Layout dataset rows
## begin

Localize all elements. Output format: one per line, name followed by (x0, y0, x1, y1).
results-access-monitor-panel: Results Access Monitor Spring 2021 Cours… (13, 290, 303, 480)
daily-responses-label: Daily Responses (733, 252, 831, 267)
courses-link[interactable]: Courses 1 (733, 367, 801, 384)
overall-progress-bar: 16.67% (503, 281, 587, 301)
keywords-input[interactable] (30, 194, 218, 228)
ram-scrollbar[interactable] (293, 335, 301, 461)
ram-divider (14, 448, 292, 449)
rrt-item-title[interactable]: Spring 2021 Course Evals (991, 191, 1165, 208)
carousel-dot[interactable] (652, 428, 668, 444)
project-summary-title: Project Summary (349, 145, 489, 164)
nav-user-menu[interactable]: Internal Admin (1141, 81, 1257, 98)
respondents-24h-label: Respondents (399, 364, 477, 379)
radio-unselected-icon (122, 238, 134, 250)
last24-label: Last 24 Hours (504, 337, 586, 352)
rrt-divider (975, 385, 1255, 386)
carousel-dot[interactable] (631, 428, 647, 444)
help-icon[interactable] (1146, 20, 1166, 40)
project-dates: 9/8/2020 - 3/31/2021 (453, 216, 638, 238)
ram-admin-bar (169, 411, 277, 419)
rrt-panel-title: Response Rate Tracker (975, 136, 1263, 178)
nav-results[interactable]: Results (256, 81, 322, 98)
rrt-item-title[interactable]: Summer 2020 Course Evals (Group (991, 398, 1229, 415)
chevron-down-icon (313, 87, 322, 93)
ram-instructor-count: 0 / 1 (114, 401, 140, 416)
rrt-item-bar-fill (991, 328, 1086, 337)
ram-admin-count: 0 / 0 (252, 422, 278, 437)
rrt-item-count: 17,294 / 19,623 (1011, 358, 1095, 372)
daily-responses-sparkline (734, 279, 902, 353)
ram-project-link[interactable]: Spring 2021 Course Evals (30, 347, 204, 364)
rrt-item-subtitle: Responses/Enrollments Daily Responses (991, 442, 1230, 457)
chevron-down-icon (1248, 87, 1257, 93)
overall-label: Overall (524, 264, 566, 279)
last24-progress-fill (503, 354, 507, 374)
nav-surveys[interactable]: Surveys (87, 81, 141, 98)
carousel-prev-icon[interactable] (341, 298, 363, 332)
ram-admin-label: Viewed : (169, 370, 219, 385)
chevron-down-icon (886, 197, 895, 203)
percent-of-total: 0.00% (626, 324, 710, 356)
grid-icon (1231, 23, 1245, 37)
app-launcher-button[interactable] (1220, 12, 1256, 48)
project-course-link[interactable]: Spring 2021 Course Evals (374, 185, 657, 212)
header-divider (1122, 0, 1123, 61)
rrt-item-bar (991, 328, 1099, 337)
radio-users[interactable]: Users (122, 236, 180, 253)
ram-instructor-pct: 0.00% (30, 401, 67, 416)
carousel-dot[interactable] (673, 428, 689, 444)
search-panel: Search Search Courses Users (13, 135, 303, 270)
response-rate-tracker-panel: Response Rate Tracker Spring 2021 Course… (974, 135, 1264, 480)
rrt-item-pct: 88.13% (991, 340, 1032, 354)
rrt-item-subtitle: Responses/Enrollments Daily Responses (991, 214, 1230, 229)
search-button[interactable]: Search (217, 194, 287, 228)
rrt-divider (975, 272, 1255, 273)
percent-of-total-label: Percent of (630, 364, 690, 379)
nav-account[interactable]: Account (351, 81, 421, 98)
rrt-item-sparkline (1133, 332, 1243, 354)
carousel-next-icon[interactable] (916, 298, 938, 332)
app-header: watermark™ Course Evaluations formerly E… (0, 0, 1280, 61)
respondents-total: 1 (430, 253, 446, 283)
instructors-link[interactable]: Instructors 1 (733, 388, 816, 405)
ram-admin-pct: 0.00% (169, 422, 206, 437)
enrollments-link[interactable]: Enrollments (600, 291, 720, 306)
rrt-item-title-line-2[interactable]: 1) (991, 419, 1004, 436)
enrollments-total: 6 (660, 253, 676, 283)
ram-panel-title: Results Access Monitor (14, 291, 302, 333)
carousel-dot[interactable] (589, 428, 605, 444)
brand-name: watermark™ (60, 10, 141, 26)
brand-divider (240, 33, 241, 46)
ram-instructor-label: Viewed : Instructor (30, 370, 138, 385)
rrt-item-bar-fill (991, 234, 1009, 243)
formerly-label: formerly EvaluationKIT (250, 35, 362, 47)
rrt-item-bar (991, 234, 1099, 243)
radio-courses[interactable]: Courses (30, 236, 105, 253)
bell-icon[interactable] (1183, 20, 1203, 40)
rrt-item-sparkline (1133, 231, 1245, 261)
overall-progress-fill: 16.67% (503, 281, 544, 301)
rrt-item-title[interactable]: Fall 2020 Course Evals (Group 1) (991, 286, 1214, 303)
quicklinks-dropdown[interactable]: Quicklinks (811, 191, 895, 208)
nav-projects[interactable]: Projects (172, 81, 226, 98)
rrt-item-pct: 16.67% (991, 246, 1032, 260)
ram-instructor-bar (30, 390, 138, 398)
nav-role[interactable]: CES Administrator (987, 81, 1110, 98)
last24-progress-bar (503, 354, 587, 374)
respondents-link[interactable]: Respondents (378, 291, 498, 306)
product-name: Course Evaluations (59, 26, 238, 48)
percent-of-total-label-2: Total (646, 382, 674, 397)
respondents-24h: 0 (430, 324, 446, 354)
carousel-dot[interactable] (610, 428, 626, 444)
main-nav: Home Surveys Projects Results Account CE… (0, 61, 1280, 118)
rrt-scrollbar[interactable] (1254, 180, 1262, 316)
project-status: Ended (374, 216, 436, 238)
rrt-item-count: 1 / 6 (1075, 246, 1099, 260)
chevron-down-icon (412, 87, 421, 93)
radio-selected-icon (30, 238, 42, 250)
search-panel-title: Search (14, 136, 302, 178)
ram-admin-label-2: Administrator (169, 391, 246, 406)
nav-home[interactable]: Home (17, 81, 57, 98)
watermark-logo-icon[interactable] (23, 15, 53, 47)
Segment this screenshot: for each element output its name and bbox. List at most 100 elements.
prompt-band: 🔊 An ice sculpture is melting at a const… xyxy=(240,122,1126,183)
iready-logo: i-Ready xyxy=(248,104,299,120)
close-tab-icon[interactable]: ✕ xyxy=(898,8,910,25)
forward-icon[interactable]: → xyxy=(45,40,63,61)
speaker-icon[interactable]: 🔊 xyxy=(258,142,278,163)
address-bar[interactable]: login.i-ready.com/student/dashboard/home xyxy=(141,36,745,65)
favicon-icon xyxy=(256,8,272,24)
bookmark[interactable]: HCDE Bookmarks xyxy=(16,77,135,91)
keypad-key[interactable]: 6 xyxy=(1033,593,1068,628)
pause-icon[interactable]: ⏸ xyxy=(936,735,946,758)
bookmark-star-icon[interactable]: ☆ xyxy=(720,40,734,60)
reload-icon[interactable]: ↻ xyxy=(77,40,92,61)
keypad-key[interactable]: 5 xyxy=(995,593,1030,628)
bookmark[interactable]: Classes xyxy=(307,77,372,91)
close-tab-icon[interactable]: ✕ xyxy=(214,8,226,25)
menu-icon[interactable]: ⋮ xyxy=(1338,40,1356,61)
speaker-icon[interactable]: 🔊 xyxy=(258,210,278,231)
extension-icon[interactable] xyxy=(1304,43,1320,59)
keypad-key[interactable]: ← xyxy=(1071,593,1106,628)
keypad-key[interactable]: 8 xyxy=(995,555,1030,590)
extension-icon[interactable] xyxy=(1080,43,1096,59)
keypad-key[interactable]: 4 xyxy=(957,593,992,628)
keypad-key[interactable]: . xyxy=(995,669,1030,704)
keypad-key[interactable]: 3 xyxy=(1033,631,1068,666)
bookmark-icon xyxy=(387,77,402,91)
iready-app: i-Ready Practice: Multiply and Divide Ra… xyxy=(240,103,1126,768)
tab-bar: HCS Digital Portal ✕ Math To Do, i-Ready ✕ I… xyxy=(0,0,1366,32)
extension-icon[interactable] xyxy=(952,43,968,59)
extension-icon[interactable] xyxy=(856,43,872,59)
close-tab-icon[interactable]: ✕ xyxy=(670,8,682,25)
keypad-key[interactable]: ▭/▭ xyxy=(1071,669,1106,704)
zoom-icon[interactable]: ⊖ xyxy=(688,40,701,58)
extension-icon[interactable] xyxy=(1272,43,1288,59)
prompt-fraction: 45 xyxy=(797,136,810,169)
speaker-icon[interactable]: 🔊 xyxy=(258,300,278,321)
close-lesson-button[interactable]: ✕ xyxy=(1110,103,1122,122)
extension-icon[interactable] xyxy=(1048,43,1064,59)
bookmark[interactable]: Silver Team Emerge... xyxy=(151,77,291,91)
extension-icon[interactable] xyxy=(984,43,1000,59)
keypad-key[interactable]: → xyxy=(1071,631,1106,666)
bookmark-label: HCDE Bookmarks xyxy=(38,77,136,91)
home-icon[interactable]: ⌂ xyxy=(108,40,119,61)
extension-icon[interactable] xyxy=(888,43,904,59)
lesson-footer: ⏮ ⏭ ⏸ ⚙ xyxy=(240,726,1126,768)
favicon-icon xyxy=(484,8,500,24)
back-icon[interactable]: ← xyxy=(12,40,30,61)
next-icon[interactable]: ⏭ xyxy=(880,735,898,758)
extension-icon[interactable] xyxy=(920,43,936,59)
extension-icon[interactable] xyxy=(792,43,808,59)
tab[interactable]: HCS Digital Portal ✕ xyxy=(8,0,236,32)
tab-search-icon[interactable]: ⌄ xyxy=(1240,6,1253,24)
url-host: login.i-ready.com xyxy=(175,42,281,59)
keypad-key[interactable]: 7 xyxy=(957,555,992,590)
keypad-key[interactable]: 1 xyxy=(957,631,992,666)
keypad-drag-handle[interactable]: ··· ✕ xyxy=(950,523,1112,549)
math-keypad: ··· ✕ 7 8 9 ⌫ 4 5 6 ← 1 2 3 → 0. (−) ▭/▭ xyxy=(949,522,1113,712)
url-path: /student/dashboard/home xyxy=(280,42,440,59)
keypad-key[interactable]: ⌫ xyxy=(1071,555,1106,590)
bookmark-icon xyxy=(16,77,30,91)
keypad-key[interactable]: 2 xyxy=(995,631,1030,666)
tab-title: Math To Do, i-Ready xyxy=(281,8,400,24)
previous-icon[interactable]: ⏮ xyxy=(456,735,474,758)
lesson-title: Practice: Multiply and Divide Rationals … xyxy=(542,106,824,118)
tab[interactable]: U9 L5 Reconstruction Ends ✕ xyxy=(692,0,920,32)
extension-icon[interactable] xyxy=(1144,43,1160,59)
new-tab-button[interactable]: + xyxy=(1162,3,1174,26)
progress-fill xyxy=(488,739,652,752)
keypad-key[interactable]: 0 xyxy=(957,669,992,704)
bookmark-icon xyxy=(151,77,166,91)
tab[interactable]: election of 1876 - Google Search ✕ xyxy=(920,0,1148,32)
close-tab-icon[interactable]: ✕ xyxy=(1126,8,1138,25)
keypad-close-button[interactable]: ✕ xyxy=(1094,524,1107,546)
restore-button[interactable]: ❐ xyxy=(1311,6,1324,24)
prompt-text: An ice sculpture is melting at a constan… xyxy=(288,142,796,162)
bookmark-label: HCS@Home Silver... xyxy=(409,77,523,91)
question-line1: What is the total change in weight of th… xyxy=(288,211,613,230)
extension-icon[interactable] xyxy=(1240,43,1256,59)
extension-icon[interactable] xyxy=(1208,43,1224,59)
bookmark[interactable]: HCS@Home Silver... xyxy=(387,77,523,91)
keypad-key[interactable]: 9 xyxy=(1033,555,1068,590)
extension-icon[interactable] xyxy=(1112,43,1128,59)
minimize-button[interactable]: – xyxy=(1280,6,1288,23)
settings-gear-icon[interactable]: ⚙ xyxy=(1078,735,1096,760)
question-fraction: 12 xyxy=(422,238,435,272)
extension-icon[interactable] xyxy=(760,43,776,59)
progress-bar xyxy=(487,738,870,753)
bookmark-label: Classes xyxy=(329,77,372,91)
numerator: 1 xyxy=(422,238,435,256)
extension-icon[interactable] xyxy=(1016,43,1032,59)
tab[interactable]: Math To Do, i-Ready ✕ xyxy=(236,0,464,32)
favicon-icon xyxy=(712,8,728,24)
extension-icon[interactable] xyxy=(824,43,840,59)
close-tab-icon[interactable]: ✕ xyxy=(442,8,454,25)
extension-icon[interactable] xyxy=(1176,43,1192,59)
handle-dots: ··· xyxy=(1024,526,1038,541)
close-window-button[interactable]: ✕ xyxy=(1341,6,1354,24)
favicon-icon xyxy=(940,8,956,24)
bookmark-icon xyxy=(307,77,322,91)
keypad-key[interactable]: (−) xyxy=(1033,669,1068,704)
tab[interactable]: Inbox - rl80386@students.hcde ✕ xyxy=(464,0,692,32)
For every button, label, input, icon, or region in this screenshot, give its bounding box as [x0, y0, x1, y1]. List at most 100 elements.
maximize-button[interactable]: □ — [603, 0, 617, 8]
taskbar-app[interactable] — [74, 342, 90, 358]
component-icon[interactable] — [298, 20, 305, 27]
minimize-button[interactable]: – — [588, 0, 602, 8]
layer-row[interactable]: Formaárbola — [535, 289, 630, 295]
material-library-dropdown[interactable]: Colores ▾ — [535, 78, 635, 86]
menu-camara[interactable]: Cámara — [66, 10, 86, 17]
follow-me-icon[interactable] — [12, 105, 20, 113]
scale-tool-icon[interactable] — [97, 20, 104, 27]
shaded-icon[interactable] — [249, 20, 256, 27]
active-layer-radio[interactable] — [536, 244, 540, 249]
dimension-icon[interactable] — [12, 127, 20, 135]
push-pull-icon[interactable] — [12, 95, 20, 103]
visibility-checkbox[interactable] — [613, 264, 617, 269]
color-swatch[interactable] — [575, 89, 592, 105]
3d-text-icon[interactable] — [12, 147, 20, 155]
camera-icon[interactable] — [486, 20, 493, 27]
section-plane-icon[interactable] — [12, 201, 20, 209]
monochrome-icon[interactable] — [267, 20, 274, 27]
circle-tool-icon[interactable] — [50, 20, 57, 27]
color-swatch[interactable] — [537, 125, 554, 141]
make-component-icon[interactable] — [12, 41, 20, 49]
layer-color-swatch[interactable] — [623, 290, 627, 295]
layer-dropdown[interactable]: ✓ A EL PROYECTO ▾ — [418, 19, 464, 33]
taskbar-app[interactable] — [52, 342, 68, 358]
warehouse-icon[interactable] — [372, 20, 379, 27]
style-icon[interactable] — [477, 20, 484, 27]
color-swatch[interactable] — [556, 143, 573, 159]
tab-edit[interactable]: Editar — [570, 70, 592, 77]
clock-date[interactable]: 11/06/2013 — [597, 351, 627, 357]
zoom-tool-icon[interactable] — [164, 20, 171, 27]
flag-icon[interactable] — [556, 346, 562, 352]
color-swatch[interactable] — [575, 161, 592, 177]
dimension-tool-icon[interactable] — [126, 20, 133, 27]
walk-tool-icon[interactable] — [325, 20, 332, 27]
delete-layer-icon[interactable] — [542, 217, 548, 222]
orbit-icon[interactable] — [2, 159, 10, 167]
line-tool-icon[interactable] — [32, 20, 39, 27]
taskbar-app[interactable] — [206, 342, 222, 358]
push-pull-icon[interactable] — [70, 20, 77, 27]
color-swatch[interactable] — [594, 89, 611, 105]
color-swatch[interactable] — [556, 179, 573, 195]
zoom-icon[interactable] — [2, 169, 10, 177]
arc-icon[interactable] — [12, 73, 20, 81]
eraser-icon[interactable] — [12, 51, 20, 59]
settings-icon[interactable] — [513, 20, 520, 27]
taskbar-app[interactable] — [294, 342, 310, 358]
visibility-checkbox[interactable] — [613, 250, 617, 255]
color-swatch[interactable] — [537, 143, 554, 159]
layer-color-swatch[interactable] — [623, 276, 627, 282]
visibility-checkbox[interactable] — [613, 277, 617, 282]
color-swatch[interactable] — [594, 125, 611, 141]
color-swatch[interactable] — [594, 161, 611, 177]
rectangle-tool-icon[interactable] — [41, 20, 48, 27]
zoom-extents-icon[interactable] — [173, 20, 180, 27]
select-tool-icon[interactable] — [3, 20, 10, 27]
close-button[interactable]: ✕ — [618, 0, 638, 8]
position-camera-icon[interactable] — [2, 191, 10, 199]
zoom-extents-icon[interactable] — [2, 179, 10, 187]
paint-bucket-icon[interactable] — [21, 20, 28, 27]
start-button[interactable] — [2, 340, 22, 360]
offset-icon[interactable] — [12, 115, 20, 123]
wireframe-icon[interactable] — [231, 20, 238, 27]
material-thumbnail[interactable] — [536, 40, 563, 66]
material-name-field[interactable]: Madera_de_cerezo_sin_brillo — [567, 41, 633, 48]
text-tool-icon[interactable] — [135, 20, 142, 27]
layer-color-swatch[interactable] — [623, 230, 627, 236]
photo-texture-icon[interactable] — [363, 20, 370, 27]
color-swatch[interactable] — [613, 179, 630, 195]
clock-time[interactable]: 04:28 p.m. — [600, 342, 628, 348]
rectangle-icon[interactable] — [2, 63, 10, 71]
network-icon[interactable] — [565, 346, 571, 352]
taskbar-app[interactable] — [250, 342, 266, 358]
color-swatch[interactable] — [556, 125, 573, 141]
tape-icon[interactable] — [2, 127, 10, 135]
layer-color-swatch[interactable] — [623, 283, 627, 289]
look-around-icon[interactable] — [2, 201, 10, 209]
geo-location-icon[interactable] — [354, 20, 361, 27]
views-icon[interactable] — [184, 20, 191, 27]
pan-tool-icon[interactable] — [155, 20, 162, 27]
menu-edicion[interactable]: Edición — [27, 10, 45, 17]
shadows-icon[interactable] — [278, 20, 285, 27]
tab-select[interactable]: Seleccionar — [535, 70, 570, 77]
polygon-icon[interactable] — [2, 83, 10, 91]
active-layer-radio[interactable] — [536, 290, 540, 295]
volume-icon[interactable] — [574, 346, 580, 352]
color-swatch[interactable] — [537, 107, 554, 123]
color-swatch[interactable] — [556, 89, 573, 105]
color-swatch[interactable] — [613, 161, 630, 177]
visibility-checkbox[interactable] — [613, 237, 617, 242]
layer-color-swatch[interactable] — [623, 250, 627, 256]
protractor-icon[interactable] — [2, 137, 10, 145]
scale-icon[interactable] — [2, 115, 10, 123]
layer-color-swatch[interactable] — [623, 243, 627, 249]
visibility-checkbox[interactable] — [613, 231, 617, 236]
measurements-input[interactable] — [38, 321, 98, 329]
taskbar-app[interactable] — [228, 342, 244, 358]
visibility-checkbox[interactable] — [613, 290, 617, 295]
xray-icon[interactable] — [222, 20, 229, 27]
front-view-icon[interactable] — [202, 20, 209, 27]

## end

> [Prompt]
Rewrite the rows from the start of the rows down to the line containing "grid-icon (1231, 23, 1245, 37)" as a JSON list of strings, one string per line, leaving out blank lines.

> [Written response]
[
  "Localize all elements. Output format: one per line, name followed by (x0, y0, x1, y1).",
  "results-access-monitor-panel: Results Access Monitor Spring 2021 Cours… (13, 290, 303, 480)",
  "daily-responses-label: Daily Responses (733, 252, 831, 267)",
  "courses-link[interactable]: Courses 1 (733, 367, 801, 384)",
  "overall-progress-bar: 16.67% (503, 281, 587, 301)",
  "keywords-input[interactable] (30, 194, 218, 228)",
  "ram-scrollbar[interactable] (293, 335, 301, 461)",
  "ram-divider (14, 448, 292, 449)",
  "rrt-item-title[interactable]: Spring 2021 Course Evals (991, 191, 1165, 208)",
  "carousel-dot[interactable] (652, 428, 668, 444)",
  "project-summary-title: Project Summary (349, 145, 489, 164)",
  "nav-user-menu[interactable]: Internal Admin (1141, 81, 1257, 98)",
  "respondents-24h-label: Respondents (399, 364, 477, 379)",
  "radio-unselected-icon (122, 238, 134, 250)",
  "last24-label: Last 24 Hours (504, 337, 586, 352)",
  "rrt-divider (975, 385, 1255, 386)",
  "carousel-dot[interactable] (631, 428, 647, 444)",
  "help-icon[interactable] (1146, 20, 1166, 40)",
  "project-dates: 9/8/2020 - 3/31/2021 (453, 216, 638, 238)",
  "ram-admin-bar (169, 411, 277, 419)",
  "rrt-panel-title: Response Rate Tracker (975, 136, 1263, 178)",
  "nav-results[interactable]: Results (256, 81, 322, 98)",
  "rrt-item-title[interactable]: Summer 2020 Course Evals (Group (991, 398, 1229, 415)",
  "chevron-down-icon (313, 87, 322, 93)",
  "ram-instructor-count: 0 / 1 (114, 401, 140, 416)",
  "rrt-item-bar-fill (991, 328, 1086, 337)",
  "ram-admin-count: 0 / 0 (252, 422, 278, 437)",
  "rrt-item-count: 17,294 / 19,623 (1011, 358, 1095, 372)",
  "daily-responses-sparkline (734, 279, 902, 353)",
  "ram-project-link[interactable]: Spring 2021 Course Evals (30, 347, 204, 364)",
  "rrt-item-subtitle: Responses/Enrollments Daily Responses (991, 442, 1230, 457)",
  "chevron-down-icon (1248, 87, 1257, 93)",
  "overall-label: Overall (524, 264, 566, 279)",
  "last24-progress-fill (503, 354, 507, 374)",
  "nav-surveys[interactable]: Surveys (87, 81, 141, 98)",
  "carousel-prev-icon[interactable] (341, 298, 363, 332)",
  "ram-admin-label: Viewed : (169, 370, 219, 385)",
  "chevron-down-icon (886, 197, 895, 203)",
  "percent-of-total: 0.00% (626, 324, 710, 356)",
  "grid-icon (1231, 23, 1245, 37)"
]